Written exercise –
Check each line of the records below and collect those that include the word "zijn".

Dataset records:

========================================================================

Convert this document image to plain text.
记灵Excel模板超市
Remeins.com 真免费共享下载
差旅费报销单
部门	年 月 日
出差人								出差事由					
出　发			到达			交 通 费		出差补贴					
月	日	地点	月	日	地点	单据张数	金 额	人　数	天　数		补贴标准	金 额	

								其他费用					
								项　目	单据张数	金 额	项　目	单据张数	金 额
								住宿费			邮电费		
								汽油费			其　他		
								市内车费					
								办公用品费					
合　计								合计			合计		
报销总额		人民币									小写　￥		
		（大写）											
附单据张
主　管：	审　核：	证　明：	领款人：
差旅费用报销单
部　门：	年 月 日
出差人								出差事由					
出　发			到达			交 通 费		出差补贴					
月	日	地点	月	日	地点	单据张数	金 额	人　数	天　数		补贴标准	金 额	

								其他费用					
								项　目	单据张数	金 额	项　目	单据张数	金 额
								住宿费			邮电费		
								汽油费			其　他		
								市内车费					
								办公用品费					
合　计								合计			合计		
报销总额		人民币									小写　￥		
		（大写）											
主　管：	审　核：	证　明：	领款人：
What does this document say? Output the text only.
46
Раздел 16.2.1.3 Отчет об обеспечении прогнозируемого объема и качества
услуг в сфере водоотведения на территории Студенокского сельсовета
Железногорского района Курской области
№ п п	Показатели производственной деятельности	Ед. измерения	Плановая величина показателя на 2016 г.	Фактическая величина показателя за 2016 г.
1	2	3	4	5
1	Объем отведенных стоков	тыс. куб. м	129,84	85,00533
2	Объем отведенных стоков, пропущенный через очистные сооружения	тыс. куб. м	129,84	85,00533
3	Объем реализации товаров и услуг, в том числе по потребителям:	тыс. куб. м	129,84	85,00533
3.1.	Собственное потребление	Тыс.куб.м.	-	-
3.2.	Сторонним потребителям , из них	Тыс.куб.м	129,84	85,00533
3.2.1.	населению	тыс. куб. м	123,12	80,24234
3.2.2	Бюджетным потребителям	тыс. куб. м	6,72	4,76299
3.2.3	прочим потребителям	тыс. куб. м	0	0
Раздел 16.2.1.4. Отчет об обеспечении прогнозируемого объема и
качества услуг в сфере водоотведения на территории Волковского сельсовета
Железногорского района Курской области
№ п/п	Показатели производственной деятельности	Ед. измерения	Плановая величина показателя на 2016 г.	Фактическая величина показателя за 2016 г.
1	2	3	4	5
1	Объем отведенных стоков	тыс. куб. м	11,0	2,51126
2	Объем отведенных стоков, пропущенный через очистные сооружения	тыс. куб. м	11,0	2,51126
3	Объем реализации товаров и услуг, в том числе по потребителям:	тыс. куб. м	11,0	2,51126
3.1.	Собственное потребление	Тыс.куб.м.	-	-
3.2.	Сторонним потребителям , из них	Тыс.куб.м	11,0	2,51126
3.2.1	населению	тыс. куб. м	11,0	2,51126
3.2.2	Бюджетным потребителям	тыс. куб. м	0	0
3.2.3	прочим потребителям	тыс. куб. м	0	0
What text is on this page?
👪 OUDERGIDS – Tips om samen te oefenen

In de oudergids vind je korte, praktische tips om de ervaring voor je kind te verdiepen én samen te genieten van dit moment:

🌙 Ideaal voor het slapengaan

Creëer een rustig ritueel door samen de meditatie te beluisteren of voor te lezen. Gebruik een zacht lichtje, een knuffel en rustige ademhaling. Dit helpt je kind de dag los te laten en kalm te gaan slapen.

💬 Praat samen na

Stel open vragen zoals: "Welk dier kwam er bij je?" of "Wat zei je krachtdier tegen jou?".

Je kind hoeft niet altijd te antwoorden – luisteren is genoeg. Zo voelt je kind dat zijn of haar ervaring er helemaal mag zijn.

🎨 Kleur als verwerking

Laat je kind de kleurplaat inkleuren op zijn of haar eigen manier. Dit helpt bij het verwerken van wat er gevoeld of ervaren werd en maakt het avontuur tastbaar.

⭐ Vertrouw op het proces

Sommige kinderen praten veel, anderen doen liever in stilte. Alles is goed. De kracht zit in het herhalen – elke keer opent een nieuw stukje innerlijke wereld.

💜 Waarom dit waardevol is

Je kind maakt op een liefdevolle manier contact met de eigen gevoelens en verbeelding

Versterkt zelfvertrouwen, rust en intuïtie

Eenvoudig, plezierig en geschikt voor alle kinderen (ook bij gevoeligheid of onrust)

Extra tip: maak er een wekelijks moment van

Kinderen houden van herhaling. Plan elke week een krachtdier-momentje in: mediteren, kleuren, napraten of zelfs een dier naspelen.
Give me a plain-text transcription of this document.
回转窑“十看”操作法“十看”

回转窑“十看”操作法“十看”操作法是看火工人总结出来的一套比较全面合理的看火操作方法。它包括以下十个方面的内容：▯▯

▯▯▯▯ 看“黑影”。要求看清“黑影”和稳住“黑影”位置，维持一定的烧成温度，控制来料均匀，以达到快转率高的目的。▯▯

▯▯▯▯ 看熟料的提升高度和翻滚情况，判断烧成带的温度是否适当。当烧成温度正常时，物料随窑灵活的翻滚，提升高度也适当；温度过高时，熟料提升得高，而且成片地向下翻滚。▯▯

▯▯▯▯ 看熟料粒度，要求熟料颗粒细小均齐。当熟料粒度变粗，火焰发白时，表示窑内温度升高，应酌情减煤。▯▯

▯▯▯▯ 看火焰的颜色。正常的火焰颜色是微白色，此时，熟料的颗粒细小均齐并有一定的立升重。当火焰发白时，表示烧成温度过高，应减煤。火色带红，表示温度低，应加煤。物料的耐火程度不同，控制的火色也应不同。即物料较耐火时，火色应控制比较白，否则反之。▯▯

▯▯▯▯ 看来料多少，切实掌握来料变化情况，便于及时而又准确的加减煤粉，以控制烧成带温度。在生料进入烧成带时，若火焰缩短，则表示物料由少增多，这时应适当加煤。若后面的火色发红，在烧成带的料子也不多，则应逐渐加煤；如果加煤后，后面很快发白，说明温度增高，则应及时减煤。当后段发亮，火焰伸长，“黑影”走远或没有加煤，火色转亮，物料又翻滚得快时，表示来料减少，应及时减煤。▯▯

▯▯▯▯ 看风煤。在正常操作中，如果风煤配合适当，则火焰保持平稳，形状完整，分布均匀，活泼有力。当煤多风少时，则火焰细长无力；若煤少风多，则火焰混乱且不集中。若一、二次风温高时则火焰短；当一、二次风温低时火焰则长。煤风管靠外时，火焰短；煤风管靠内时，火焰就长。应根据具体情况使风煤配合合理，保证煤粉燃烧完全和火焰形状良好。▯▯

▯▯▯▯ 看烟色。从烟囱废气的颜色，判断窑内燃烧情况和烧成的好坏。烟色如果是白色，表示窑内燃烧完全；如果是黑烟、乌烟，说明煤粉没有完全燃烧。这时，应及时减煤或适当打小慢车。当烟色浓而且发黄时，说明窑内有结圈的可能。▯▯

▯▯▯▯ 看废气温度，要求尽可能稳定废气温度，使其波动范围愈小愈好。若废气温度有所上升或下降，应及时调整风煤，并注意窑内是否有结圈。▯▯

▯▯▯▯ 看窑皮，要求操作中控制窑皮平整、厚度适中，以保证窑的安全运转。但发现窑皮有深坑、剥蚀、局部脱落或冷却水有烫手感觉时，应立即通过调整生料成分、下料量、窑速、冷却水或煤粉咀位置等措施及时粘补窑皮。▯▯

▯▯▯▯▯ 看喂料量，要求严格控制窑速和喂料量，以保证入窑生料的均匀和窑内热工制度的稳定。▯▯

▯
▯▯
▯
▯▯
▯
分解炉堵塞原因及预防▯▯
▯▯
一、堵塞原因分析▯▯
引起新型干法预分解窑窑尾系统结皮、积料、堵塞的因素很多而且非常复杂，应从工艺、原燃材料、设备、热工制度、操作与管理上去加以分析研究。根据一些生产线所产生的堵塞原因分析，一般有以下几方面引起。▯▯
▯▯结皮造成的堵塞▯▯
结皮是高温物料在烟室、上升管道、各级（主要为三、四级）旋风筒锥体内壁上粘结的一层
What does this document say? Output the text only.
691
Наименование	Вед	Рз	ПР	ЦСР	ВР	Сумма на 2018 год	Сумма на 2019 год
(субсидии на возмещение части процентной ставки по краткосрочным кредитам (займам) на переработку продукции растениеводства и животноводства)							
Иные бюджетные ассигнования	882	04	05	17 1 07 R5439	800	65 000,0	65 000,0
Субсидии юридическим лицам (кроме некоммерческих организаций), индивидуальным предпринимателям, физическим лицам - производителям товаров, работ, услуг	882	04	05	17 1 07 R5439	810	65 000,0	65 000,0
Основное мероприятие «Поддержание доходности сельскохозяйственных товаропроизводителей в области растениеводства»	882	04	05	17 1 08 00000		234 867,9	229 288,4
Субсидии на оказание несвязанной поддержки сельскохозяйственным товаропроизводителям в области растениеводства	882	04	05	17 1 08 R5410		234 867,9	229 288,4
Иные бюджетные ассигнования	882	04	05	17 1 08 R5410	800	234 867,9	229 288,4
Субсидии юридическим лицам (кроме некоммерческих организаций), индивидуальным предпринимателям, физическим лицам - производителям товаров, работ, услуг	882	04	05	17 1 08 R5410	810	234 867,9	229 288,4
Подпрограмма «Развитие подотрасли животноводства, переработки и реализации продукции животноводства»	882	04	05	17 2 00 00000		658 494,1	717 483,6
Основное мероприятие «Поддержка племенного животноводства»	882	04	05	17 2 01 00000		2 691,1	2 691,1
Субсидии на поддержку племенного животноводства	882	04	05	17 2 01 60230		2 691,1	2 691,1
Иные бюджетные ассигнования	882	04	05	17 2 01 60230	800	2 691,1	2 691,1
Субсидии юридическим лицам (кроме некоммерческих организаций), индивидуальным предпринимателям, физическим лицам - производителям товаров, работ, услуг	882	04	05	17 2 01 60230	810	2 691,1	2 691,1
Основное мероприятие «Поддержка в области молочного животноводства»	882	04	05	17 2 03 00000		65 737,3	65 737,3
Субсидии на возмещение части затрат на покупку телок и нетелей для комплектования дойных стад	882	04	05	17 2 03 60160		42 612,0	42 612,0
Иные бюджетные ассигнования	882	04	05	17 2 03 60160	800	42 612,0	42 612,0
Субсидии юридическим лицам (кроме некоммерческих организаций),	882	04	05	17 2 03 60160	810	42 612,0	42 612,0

========================================================================

Reply –
Je kind hoeft niet altijd te antwoorden – luisteren is genoeg. Zo voelt je kind dat zijn of haar ervaring er helemaal mag zijn.
Laat je kind de kleurplaat inkleuren op zijn of haar eigen manier. Dit helpt bij het verwerken van wat er gevoeld of ervaren werd en maakt het avontuur tastbaar.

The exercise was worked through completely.